What you are asked to do:
Show, in full, each line of the data that contains "CORRELATION".

Supplied records:
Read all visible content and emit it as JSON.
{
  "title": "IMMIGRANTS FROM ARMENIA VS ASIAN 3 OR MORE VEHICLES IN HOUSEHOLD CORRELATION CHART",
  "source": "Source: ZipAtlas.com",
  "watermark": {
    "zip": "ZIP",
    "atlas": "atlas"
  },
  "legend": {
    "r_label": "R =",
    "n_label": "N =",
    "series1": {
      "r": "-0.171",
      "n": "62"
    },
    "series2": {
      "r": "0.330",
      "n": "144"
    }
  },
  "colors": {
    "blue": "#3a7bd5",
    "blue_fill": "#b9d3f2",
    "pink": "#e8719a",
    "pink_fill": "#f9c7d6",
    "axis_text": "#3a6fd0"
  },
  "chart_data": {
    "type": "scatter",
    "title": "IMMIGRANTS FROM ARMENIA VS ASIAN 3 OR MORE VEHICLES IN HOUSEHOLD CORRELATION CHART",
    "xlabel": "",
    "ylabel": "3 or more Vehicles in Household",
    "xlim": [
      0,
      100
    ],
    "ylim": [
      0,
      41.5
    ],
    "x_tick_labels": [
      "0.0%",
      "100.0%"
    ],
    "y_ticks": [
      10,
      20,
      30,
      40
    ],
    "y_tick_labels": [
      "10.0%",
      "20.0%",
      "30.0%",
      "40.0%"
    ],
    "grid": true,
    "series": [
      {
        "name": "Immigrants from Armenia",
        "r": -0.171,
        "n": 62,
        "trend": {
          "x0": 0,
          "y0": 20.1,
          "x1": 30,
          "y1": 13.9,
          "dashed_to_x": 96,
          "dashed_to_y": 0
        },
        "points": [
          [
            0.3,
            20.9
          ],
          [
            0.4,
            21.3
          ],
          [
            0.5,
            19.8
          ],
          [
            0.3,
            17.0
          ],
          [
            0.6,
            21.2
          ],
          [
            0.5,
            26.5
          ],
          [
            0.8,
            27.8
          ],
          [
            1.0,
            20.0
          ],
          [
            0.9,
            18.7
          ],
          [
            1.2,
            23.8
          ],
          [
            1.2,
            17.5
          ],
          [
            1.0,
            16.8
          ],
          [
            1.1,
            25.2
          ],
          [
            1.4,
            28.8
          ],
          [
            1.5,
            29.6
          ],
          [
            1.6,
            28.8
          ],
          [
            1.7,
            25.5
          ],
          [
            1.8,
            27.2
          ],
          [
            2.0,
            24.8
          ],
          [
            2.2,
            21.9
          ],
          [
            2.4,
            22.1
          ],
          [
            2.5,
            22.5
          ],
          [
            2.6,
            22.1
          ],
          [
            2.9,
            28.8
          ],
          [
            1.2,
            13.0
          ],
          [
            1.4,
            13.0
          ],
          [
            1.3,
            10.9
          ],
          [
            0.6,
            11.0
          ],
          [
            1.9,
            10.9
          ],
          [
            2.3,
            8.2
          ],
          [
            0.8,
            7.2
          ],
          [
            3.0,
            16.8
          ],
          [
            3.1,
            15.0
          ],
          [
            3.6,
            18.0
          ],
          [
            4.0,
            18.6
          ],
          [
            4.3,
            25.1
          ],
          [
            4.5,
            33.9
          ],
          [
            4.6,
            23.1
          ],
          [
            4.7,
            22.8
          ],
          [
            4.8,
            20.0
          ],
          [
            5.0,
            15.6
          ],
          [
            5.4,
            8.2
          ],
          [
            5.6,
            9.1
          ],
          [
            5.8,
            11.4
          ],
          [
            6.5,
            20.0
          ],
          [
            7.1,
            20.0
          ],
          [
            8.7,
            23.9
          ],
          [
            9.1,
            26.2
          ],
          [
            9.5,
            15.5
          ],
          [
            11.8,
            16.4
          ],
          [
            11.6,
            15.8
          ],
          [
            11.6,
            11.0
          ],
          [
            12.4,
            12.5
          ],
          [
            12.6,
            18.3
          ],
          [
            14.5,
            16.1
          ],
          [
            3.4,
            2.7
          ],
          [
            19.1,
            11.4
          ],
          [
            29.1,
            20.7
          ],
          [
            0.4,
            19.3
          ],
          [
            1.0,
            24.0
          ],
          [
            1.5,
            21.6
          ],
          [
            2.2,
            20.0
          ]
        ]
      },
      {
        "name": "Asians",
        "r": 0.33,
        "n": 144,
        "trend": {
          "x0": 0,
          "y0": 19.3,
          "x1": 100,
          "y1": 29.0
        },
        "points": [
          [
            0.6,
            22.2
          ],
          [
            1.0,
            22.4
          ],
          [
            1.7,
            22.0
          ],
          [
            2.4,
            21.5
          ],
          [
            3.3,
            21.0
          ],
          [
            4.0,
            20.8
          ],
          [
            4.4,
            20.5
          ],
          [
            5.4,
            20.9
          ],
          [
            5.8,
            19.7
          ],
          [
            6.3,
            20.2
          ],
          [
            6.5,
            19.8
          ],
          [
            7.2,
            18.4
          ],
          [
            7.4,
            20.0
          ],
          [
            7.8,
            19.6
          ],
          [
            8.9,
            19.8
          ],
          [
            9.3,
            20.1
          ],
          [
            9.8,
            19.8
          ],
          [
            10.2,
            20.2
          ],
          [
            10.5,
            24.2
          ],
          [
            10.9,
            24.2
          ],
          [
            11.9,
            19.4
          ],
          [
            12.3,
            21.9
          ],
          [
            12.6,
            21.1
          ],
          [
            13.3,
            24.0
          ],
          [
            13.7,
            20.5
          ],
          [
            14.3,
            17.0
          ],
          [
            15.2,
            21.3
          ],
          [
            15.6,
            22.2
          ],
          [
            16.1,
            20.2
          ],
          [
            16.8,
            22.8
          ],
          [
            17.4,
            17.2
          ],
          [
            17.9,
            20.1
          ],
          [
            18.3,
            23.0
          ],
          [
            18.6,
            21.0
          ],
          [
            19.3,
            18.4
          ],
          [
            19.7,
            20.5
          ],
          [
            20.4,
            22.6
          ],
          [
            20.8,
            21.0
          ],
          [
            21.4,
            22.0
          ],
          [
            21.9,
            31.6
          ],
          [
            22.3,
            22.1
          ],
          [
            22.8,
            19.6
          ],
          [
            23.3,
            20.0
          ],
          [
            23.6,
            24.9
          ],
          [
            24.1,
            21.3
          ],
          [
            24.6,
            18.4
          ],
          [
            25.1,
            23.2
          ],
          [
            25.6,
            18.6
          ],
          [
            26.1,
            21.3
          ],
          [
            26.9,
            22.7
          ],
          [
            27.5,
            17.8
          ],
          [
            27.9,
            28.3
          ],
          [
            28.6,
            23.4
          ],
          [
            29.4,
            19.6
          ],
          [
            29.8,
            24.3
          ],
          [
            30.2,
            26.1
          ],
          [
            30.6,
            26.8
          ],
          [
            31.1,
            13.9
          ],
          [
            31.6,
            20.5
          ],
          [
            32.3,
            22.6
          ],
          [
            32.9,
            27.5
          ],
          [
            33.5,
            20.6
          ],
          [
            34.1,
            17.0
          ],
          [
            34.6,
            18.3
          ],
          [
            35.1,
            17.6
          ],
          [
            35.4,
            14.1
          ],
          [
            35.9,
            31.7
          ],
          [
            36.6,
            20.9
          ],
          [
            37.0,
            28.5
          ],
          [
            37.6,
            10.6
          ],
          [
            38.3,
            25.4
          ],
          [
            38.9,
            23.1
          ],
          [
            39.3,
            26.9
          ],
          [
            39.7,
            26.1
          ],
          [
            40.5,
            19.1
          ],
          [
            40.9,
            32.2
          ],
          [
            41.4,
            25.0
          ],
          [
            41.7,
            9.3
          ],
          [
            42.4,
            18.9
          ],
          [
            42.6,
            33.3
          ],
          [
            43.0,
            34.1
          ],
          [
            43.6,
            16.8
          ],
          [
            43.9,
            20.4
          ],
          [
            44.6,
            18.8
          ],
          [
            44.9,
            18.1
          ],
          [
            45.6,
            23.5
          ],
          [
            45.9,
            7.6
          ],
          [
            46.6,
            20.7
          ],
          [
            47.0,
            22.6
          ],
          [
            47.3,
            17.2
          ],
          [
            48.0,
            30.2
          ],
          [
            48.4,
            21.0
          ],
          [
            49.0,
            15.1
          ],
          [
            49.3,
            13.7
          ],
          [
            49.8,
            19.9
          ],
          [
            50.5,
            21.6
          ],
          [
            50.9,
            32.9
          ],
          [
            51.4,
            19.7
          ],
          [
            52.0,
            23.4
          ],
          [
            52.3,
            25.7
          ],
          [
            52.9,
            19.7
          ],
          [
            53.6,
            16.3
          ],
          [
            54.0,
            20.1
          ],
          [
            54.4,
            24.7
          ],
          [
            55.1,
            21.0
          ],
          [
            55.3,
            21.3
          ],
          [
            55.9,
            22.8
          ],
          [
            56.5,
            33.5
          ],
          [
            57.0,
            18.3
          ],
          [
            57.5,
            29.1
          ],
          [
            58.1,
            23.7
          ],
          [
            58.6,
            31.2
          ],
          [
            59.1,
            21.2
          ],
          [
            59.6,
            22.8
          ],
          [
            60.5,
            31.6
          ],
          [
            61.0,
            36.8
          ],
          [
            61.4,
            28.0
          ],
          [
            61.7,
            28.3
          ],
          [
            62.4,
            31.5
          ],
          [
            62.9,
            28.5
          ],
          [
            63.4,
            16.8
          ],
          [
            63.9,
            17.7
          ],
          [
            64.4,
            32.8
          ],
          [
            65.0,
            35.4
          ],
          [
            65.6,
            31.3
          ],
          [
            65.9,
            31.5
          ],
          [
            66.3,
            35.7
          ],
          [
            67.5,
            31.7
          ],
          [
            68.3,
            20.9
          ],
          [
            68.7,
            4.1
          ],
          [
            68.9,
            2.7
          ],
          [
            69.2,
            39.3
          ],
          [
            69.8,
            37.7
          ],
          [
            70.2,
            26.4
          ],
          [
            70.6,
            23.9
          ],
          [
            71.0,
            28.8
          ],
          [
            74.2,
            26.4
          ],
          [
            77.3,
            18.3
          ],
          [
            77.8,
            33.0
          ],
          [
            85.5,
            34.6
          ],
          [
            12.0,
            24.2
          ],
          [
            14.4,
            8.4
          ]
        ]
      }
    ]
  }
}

Finished exercise:
  "title": "IMMIGRANTS FROM ARMENIA VS ASIAN 3 OR MORE VEHICLES IN HOUSEHOLD CORRELATION CHART",
    "title": "IMMIGRANTS FROM ARMENIA VS ASIAN 3 OR MORE VEHICLES IN HOUSEHOLD CORRELATION CHART",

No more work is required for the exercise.